__The records__:
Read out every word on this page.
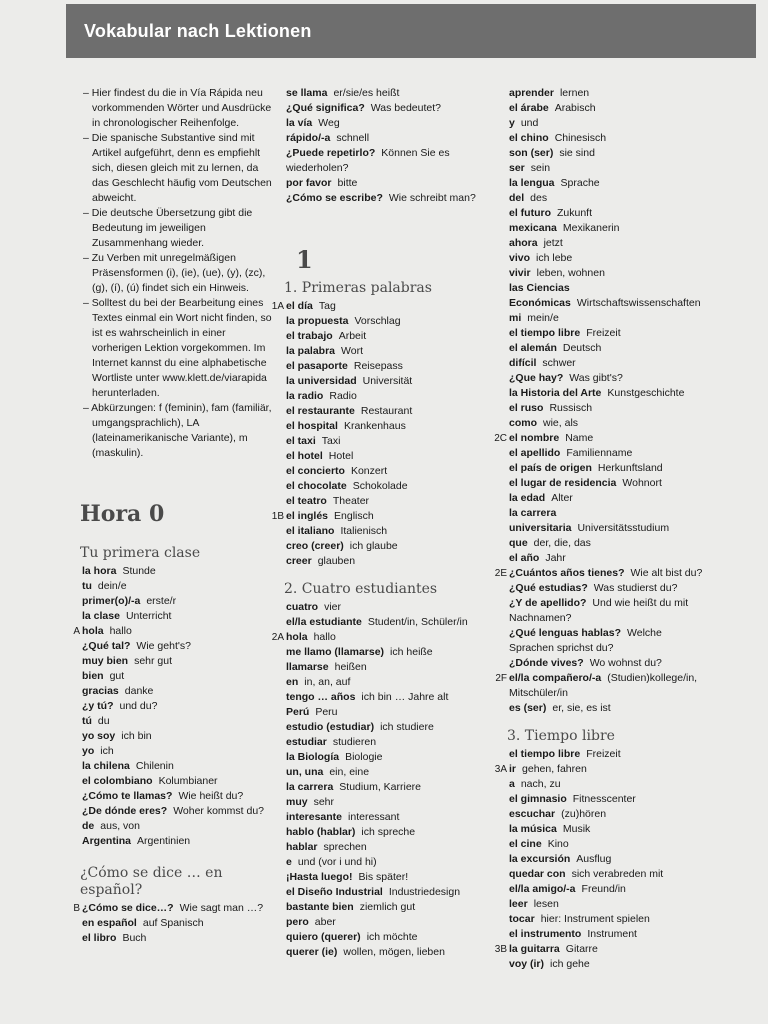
Vokabular nach Lektionen

– Hier findest du die in Vía Rápida neu vorkommenden Wörter und Ausdrücke in chronologischer Reihenfolge.

– Die spanische Substantive sind mit Artikel aufgeführt, denn es empfiehlt sich, diesen gleich mit zu lernen, da das Geschlecht häufig vom Deutschen abweicht.

– Die deutsche Übersetzung gibt die Bedeutung im jeweiligen Zusammenhang wieder.

– Zu Verben mit unregelmäßigen Präsensformen (i), (ie), (ue), (y), (zc), (g), (í), (ú) findet sich ein Hinweis.

– Solltest du bei der Bearbeitung eines Textes einmal ein Wort nicht finden, so ist es wahrscheinlich in einer vorherigen Lektion vorgekommen. Im Internet kannst du eine alphabetische Wortliste unter www.klett.de/viarapida herunterladen.

– Abkürzungen: f (feminin), fam (familiär, umgangsprachlich), LA (lateinamerikanische Variante), m (maskulin).

Hora 0
Tu primera clase
la hora Stunde
tu dein/e
primer(o)/-a erste/r
la clase Unterricht
A hola hallo
¿Qué tal? Wie geht's?
muy bien sehr gut
bien gut
gracias danke
¿y tú? und du?
tú du
yo soy ich bin
yo ich
la chilena Chilenin
el colombiano Kolumbianer
¿Cómo te llamas? Wie heißt du?
¿De dónde eres? Woher kommst du?
de aus, von
Argentina Argentinien
¿Cómo se dice … en español?
B ¿Cómo se dice…? Wie sagt man …?
en español auf Spanisch
el libro Buch
se llama er/sie/es heißt
¿Qué significa? Was bedeutet?
la vía Weg
rápido/-a schnell
¿Puede repetirlo? Können Sie es wiederholen?
por favor bitte
¿Cómo se escribe? Wie schreibt man?
1
1. Primeras palabras
1A el día Tag
la propuesta Vorschlag
el trabajo Arbeit
la palabra Wort
el pasaporte Reisepass
la universidad Universität
la radio Radio
el restaurante Restaurant
el hospital Krankenhaus
el taxi Taxi
el hotel Hotel
el concierto Konzert
el chocolate Schokolade
el teatro Theater
1B el inglés Englisch
el italiano Italienisch
creo (creer) ich glaube
creer glauben
2. Cuatro estudiantes
cuatro vier
el/la estudiante Student/in, Schüler/in
2A hola hallo
me llamo (llamarse) ich heiße
llamarse heißen
en in, an, auf
tengo … años ich bin … Jahre alt
Perú Peru
estudio (estudiar) ich studiere
estudiar studieren
la Biología Biologie
un, una ein, eine
la carrera Studium, Karriere
muy sehr
interesante interessant
hablo (hablar) ich spreche
hablar sprechen
e und (vor i und hi)
¡Hasta luego! Bis später!
el Diseño Industrial Industriedesign
bastante bien ziemlich gut
pero aber
quiero (querer) ich möchte
querer (ie) wollen, mögen, lieben
aprender lernen
el árabe Arabisch
y und
el chino Chinesisch
son (ser) sie sind
ser sein
la lengua Sprache
del des
el futuro Zukunft
mexicana Mexikanerin
ahora jetzt
vivo ich lebe
vivir leben, wohnen
las Ciencias Económicas Wirtschaftswissenschaften
mi mein/e
el tiempo libre Freizeit
el alemán Deutsch
difícil schwer
¿Que hay? Was gibt's?
la Historia del Arte Kunstgeschichte
el ruso Russisch
como wie, als
2C el nombre Name
el apellido Familienname
el país de origen Herkunftsland
el lugar de residencia Wohnort
la edad Alter
la carrera universitaria Universitätsstudium
que der, die, das
el año Jahr
2E ¿Cuántos años tienes? Wie alt bist du?
¿Qué estudias? Was studierst du?
¿Y de apellido? Und wie heißt du mit Nachnamen?
¿Qué lenguas hablas? Welche Sprachen sprichst du?
¿Dónde vives? Wo wohnst du?
2F el/la compañero/-a (Studien)kollege/in, Mitschüler/in
es (ser) er, sie, es ist
3. Tiempo libre
el tiempo libre Freizeit
3A ir gehen, fahren
a nach, zu
el gimnasio Fitnesscenter
escuchar (zu)hören
la música Musik
el cine Kino
la excursión Ausflug
quedar con sich verabreden mit
el/la amigo/-a Freund/in
leer lesen
tocar hier: Instrument spielen
el instrumento Instrument
3B la guitarra Gitarre
voy (ir) ich gehe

__Short exercise__: Copy each line in full and exactly, omitting any picture.

__Task answer__:
Read out every word on this page.
Vokabular nach Lektionen

– Hier findest du die in Vía Rápida neu vorkommenden Wörter und Ausdrücke in chronologischer Reihenfolge.

– Die spanische Substantive sind mit Artikel aufgeführt, denn es empfiehlt sich, diesen gleich mit zu lernen, da das Geschlecht häufig vom Deutschen abweicht.

– Die deutsche Übersetzung gibt die Bedeutung im jeweiligen Zusammenhang wieder.

– Zu Verben mit unregelmäßigen Präsensformen (i), (ie), (ue), (y), (zc), (g), (í), (ú) findet sich ein Hinweis.

– Solltest du bei der Bearbeitung eines Textes einmal ein Wort nicht finden, so ist es wahrscheinlich in einer vorherigen Lektion vorgekommen. Im Internet kannst du eine alphabetische Wortliste unter www.klett.de/viarapida herunterladen.

– Abkürzungen: f (feminin), fam (familiär, umgangsprachlich), LA (lateinamerikanische Variante), m (maskulin).

Hora 0
Tu primera clase
la hora Stunde
tu dein/e
primer(o)/-a erste/r
la clase Unterricht
A hola hallo
¿Qué tal? Wie geht's?
muy bien sehr gut
bien gut
gracias danke
¿y tú? und du?
tú du
yo soy ich bin
yo ich
la chilena Chilenin
el colombiano Kolumbianer
¿Cómo te llamas? Wie heißt du?
¿De dónde eres? Woher kommst du?
de aus, von
Argentina Argentinien
¿Cómo se dice … en español?
B ¿Cómo se dice…? Wie sagt man …?
en español auf Spanisch
el libro Buch
se llama er/sie/es heißt
¿Qué significa? Was bedeutet?
la vía Weg
rápido/-a schnell
¿Puede repetirlo? Können Sie es wiederholen?
por favor bitte
¿Cómo se escribe? Wie schreibt man?
1
1. Primeras palabras
1A el día Tag
la propuesta Vorschlag
el trabajo Arbeit
la palabra Wort
el pasaporte Reisepass
la universidad Universität
la radio Radio
el restaurante Restaurant
el hospital Krankenhaus
el taxi Taxi
el hotel Hotel
el concierto Konzert
el chocolate Schokolade
el teatro Theater
1B el inglés Englisch
el italiano Italienisch
creo (creer) ich glaube
creer glauben
2. Cuatro estudiantes
cuatro vier
el/la estudiante Student/in, Schüler/in
2A hola hallo
me llamo (llamarse) ich heiße
llamarse heißen
en in, an, auf
tengo … años ich bin … Jahre alt
Perú Peru
estudio (estudiar) ich studiere
estudiar studieren
la Biología Biologie
un, una ein, eine
la carrera Studium, Karriere
muy sehr
interesante interessant
hablo (hablar) ich spreche
hablar sprechen
e und (vor i und hi)
¡Hasta luego! Bis später!
el Diseño Industrial Industriedesign
bastante bien ziemlich gut
pero aber
quiero (querer) ich möchte
querer (ie) wollen, mögen, lieben
aprender lernen
el árabe Arabisch
y und
el chino Chinesisch
son (ser) sie sind
ser sein
la lengua Sprache
del des
el futuro Zukunft
mexicana Mexikanerin
ahora jetzt
vivo ich lebe
vivir leben, wohnen
las Ciencias Económicas Wirtschaftswissenschaften
mi mein/e
el tiempo libre Freizeit
el alemán Deutsch
difícil schwer
¿Que hay? Was gibt's?
la Historia del Arte Kunstgeschichte
el ruso Russisch
como wie, als
2C el nombre Name
el apellido Familienname
el país de origen Herkunftsland
el lugar de residencia Wohnort
la edad Alter
la carrera universitaria Universitätsstudium
que der, die, das
el año Jahr
2E ¿Cuántos años tienes? Wie alt bist du?
¿Qué estudias? Was studierst du?
¿Y de apellido? Und wie heißt du mit Nachnamen?
¿Qué lenguas hablas? Welche Sprachen sprichst du?
¿Dónde vives? Wo wohnst du?
2F el/la compañero/-a (Studien)kollege/in, Mitschüler/in
es (ser) er, sie, es ist
3. Tiempo libre
el tiempo libre Freizeit
3A ir gehen, fahren
a nach, zu
el gimnasio Fitnesscenter
escuchar (zu)hören
la música Musik
el cine Kino
la excursión Ausflug
quedar con sich verabreden mit
el/la amigo/-a Freund/in
leer lesen
tocar hier: Instrument spielen
el instrumento Instrument
3B la guitarra Gitarre
voy (ir) ich gehe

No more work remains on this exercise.